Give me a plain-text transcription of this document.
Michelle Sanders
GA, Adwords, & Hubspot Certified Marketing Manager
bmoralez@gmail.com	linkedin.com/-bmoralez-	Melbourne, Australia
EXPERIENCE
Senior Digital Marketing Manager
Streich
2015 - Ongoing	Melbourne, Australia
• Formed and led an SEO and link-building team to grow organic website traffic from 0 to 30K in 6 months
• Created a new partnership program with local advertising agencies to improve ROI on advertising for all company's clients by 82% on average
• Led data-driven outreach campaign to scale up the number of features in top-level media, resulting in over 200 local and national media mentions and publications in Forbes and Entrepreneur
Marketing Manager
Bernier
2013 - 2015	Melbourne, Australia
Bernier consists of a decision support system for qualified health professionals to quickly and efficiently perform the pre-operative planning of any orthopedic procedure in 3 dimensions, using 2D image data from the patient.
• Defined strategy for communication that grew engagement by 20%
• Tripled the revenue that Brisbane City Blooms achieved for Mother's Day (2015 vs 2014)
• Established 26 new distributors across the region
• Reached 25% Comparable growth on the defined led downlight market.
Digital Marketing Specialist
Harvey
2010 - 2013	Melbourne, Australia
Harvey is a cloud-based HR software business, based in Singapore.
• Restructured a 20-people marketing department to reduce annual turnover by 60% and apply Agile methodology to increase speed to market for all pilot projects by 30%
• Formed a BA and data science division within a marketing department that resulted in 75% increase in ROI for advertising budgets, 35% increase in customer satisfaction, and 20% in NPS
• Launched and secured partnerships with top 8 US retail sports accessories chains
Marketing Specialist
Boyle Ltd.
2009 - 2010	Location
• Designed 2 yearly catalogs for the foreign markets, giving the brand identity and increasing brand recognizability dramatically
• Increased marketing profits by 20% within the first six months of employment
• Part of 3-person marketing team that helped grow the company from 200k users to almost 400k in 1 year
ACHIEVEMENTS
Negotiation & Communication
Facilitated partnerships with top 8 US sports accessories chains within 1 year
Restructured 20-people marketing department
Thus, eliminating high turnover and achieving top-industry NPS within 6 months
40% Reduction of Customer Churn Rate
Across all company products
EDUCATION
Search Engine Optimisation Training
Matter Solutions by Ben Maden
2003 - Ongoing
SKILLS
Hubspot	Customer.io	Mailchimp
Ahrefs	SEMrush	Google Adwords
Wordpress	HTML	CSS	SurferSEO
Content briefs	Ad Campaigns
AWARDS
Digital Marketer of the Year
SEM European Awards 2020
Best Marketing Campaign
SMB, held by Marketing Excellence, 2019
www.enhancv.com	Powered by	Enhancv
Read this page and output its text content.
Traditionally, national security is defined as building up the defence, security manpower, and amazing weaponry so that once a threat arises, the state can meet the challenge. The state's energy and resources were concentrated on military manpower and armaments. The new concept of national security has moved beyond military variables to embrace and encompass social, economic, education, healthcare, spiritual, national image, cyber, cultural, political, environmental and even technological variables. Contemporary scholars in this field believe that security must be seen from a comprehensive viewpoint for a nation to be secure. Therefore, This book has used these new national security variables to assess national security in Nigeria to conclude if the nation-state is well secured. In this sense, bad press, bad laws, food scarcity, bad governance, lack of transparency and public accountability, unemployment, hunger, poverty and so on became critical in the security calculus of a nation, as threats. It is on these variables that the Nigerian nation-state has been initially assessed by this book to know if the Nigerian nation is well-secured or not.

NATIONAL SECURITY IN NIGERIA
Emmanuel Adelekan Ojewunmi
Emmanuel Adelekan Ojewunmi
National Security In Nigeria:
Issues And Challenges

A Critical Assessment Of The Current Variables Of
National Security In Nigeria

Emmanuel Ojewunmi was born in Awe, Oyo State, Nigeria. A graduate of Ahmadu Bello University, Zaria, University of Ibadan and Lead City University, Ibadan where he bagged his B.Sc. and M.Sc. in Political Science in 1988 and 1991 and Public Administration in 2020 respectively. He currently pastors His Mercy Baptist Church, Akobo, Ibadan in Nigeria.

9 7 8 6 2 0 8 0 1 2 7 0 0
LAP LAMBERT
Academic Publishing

Instruction = Repeat the listing in full, keeping every line exactly as it is.

Full answer =
Give me a plain-text transcription of this document.
Michelle Sanders
GA, Adwords, & Hubspot Certified Marketing Manager
bmoralez@gmail.com	linkedin.com/-bmoralez-	Melbourne, Australia
EXPERIENCE
Senior Digital Marketing Manager
Streich
2015 - Ongoing	Melbourne, Australia
• Formed and led an SEO and link-building team to grow organic website traffic from 0 to 30K in 6 months
• Created a new partnership program with local advertising agencies to improve ROI on advertising for all company's clients by 82% on average
• Led data-driven outreach campaign to scale up the number of features in top-level media, resulting in over 200 local and national media mentions and publications in Forbes and Entrepreneur
Marketing Manager
Bernier
2013 - 2015	Melbourne, Australia
Bernier consists of a decision support system for qualified health professionals to quickly and efficiently perform the pre-operative planning of any orthopedic procedure in 3 dimensions, using 2D image data from the patient.
• Defined strategy for communication that grew engagement by 20%
• Tripled the revenue that Brisbane City Blooms achieved for Mother's Day (2015 vs 2014)
• Established 26 new distributors across the region
• Reached 25% Comparable growth on the defined led downlight market.
Digital Marketing Specialist
Harvey
2010 - 2013	Melbourne, Australia
Harvey is a cloud-based HR software business, based in Singapore.
• Restructured a 20-people marketing department to reduce annual turnover by 60% and apply Agile methodology to increase speed to market for all pilot projects by 30%
• Formed a BA and data science division within a marketing department that resulted in 75% increase in ROI for advertising budgets, 35% increase in customer satisfaction, and 20% in NPS
• Launched and secured partnerships with top 8 US retail sports accessories chains
Marketing Specialist
Boyle Ltd.
2009 - 2010	Location
• Designed 2 yearly catalogs for the foreign markets, giving the brand identity and increasing brand recognizability dramatically
• Increased marketing profits by 20% within the first six months of employment
• Part of 3-person marketing team that helped grow the company from 200k users to almost 400k in 1 year
ACHIEVEMENTS
Negotiation & Communication
Facilitated partnerships with top 8 US sports accessories chains within 1 year
Restructured 20-people marketing department
Thus, eliminating high turnover and achieving top-industry NPS within 6 months
40% Reduction of Customer Churn Rate
Across all company products
EDUCATION
Search Engine Optimisation Training
Matter Solutions by Ben Maden
2003 - Ongoing
SKILLS
Hubspot	Customer.io	Mailchimp
Ahrefs	SEMrush	Google Adwords
Wordpress	HTML	CSS	SurferSEO
Content briefs	Ad Campaigns
AWARDS
Digital Marketer of the Year
SEM European Awards 2020
Best Marketing Campaign
SMB, held by Marketing Excellence, 2019
www.enhancv.com	Powered by	Enhancv
Read this page and output its text content.
Traditionally, national security is defined as building up the defence, security manpower, and amazing weaponry so that once a threat arises, the state can meet the challenge. The state's energy and resources were concentrated on military manpower and armaments. The new concept of national security has moved beyond military variables to embrace and encompass social, economic, education, healthcare, spiritual, national image, cyber, cultural, political, environmental and even technological variables. Contemporary scholars in this field believe that security must be seen from a comprehensive viewpoint for a nation to be secure. Therefore, This book has used these new national security variables to assess national security in Nigeria to conclude if the nation-state is well secured. In this sense, bad press, bad laws, food scarcity, bad governance, lack of transparency and public accountability, unemployment, hunger, poverty and so on became critical in the security calculus of a nation, as threats. It is on these variables that the Nigerian nation-state has been initially assessed by this book to know if the Nigerian nation is well-secured or not.

NATIONAL SECURITY IN NIGERIA
Emmanuel Adelekan Ojewunmi
Emmanuel Adelekan Ojewunmi
National Security In Nigeria:
Issues And Challenges

A Critical Assessment Of The Current Variables Of
National Security In Nigeria

Emmanuel Ojewunmi was born in Awe, Oyo State, Nigeria. A graduate of Ahmadu Bello University, Zaria, University of Ibadan and Lead City University, Ibadan where he bagged his B.Sc. and M.Sc. in Political Science in 1988 and 1991 and Public Administration in 2020 respectively. He currently pastors His Mercy Baptist Church, Akobo, Ibadan in Nigeria.

9 7 8 6 2 0 8 0 1 2 7 0 0
LAP LAMBERT
Academic Publishing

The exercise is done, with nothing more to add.